Dataset listings of figures -

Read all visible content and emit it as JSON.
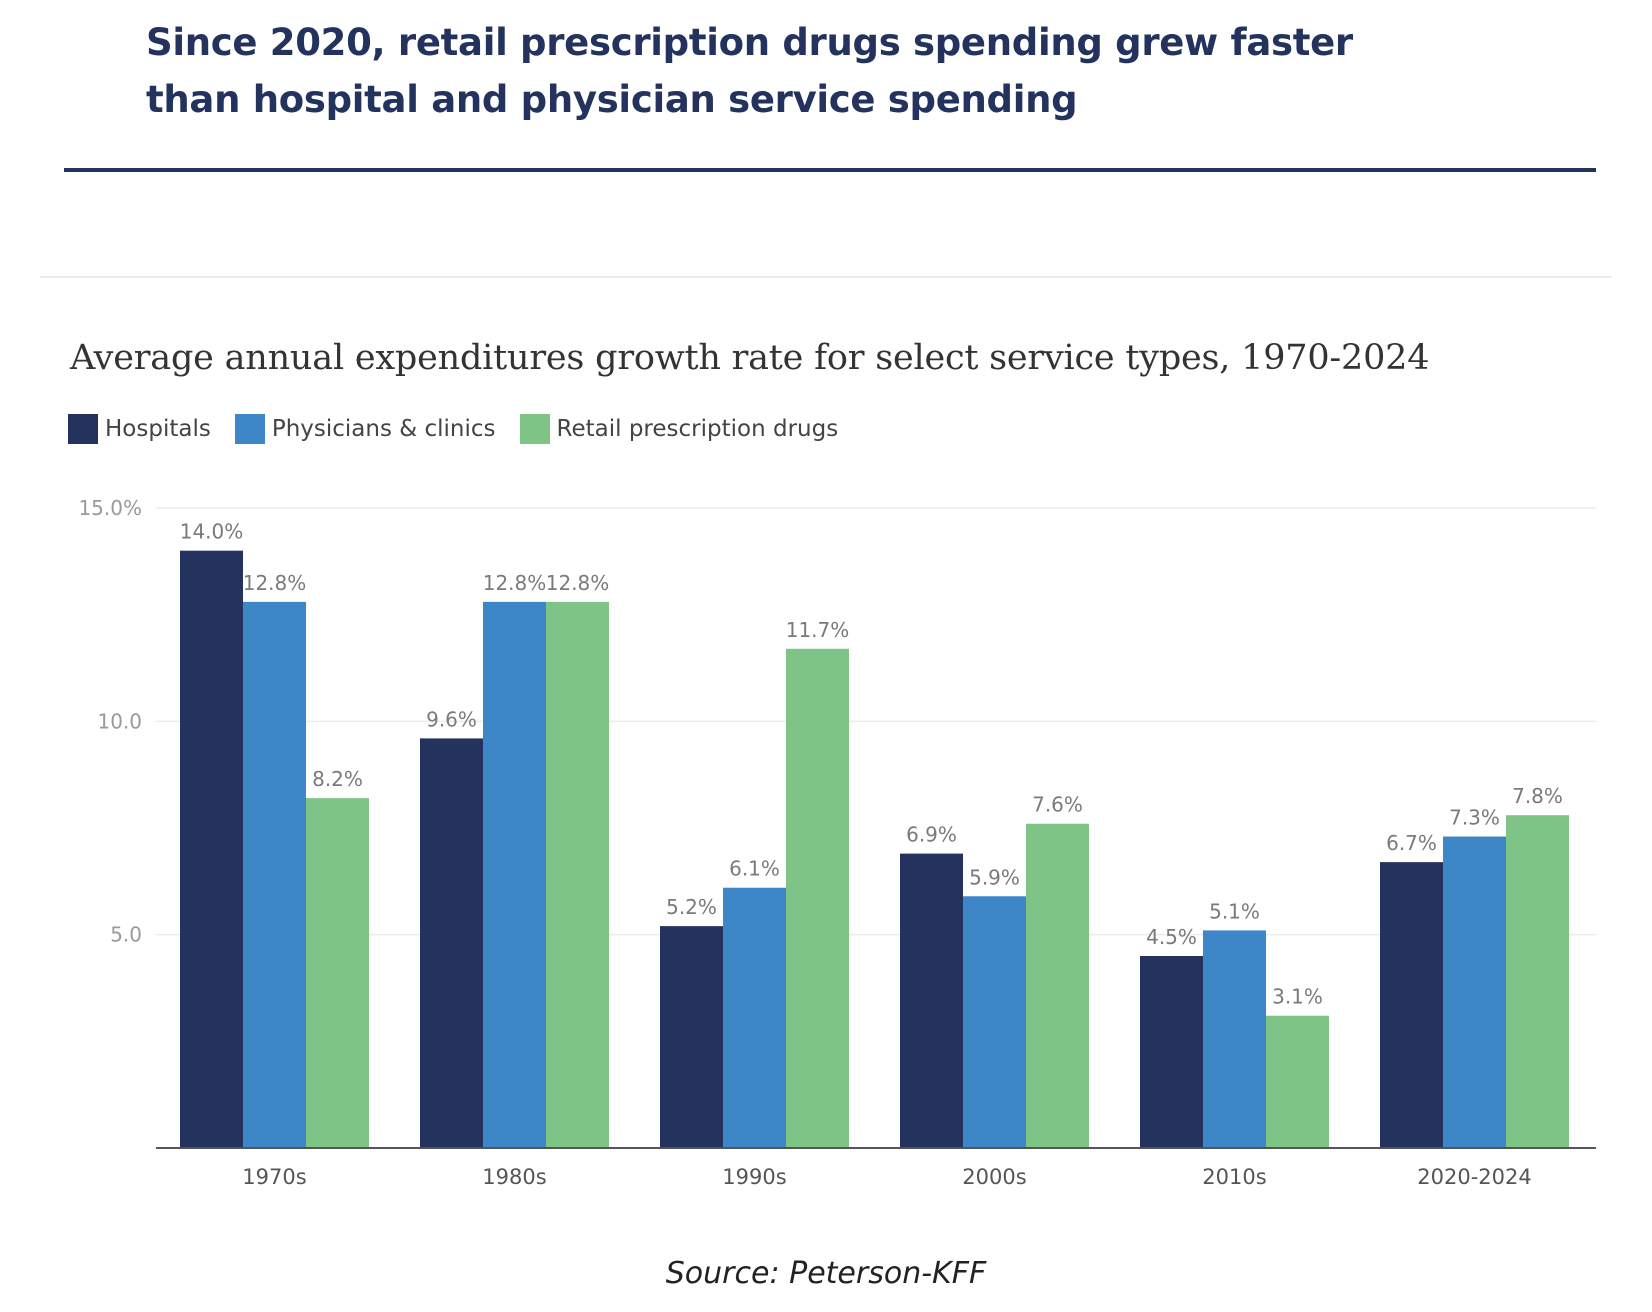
{
  "headline": "Since 2020, retail prescription drugs spending grew faster than hospital and physician service spending",
  "source": "Source: Peterson-KFF",
  "colors": {
    "hospitals": "#24335e",
    "physicians": "#3d87c8",
    "drugs": "#7ec487",
    "headline": "#24335e"
  },
  "chart_data": {
    "type": "bar",
    "title": "Average annual expenditures growth rate for select service types, 1970-2024",
    "xlabel": "",
    "ylabel": "",
    "ylim": [
      0,
      15
    ],
    "yticks": [
      {
        "value": 15,
        "label": "15.0%"
      },
      {
        "value": 10,
        "label": "10.0"
      },
      {
        "value": 5,
        "label": "5.0"
      }
    ],
    "grid": true,
    "legend_position": "top-left",
    "categories": [
      "1970s",
      "1980s",
      "1990s",
      "2000s",
      "2010s",
      "2020-2024"
    ],
    "series": [
      {
        "name": "Hospitals",
        "color": "#24335e",
        "values": [
          14.0,
          9.6,
          5.2,
          6.9,
          4.5,
          6.7
        ],
        "labels": [
          "14.0%",
          "9.6%",
          "5.2%",
          "6.9%",
          "4.5%",
          "6.7%"
        ]
      },
      {
        "name": "Physicians & clinics",
        "color": "#3d87c8",
        "values": [
          12.8,
          12.8,
          6.1,
          5.9,
          5.1,
          7.3
        ],
        "labels": [
          "12.8%",
          "12.8%",
          "6.1%",
          "5.9%",
          "5.1%",
          "7.3%"
        ]
      },
      {
        "name": "Retail prescription drugs",
        "color": "#7ec487",
        "values": [
          8.2,
          12.8,
          11.7,
          7.6,
          3.1,
          7.8
        ],
        "labels": [
          "8.2%",
          "12.8%",
          "11.7%",
          "7.6%",
          "3.1%",
          "7.8%"
        ]
      }
    ]
  }
}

What the task requires - How many lines in the listing above contain the string "name"? Answer with the number only.

Finished exercise - 3